Check the listing below for lines that hold "this". How many are there? Please give only the number.

Entries taken from a collection

━━━━━━━━━━━━━━━━

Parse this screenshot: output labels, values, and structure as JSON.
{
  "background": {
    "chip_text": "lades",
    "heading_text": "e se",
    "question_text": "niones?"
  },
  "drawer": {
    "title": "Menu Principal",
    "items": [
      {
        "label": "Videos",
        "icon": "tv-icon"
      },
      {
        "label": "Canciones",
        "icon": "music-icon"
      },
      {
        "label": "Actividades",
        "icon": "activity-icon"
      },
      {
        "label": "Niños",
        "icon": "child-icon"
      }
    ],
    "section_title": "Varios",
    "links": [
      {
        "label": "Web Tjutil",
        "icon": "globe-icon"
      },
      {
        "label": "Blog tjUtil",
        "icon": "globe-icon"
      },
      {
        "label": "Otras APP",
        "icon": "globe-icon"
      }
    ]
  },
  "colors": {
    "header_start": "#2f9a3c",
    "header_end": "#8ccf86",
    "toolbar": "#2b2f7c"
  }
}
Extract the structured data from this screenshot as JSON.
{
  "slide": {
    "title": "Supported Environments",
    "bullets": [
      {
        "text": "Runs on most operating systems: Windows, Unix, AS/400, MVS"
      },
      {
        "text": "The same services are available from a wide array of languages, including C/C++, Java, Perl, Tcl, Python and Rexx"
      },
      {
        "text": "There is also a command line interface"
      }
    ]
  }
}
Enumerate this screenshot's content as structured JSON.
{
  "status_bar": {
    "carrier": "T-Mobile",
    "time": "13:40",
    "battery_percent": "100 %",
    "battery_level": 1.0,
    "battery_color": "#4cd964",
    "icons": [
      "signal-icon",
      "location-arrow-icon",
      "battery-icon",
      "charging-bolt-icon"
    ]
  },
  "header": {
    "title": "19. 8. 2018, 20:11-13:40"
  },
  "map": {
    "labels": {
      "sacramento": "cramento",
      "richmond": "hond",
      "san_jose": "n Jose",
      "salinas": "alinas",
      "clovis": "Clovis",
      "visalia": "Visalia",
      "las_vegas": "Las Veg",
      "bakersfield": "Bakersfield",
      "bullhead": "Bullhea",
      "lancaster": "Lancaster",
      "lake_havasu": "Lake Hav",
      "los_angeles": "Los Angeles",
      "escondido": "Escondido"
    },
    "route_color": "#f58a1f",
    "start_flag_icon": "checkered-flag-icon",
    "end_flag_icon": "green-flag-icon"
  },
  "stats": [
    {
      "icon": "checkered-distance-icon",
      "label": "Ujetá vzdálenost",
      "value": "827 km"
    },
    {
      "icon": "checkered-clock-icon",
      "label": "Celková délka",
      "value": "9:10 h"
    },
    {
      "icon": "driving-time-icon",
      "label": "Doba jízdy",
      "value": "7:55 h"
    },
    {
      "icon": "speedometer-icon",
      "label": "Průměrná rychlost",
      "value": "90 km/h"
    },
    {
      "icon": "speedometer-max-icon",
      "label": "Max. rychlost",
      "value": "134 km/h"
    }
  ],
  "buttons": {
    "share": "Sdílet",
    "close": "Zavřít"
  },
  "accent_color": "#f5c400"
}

━━━━━━━━━━━━━━━━

**THE COMPLETED TASK**
3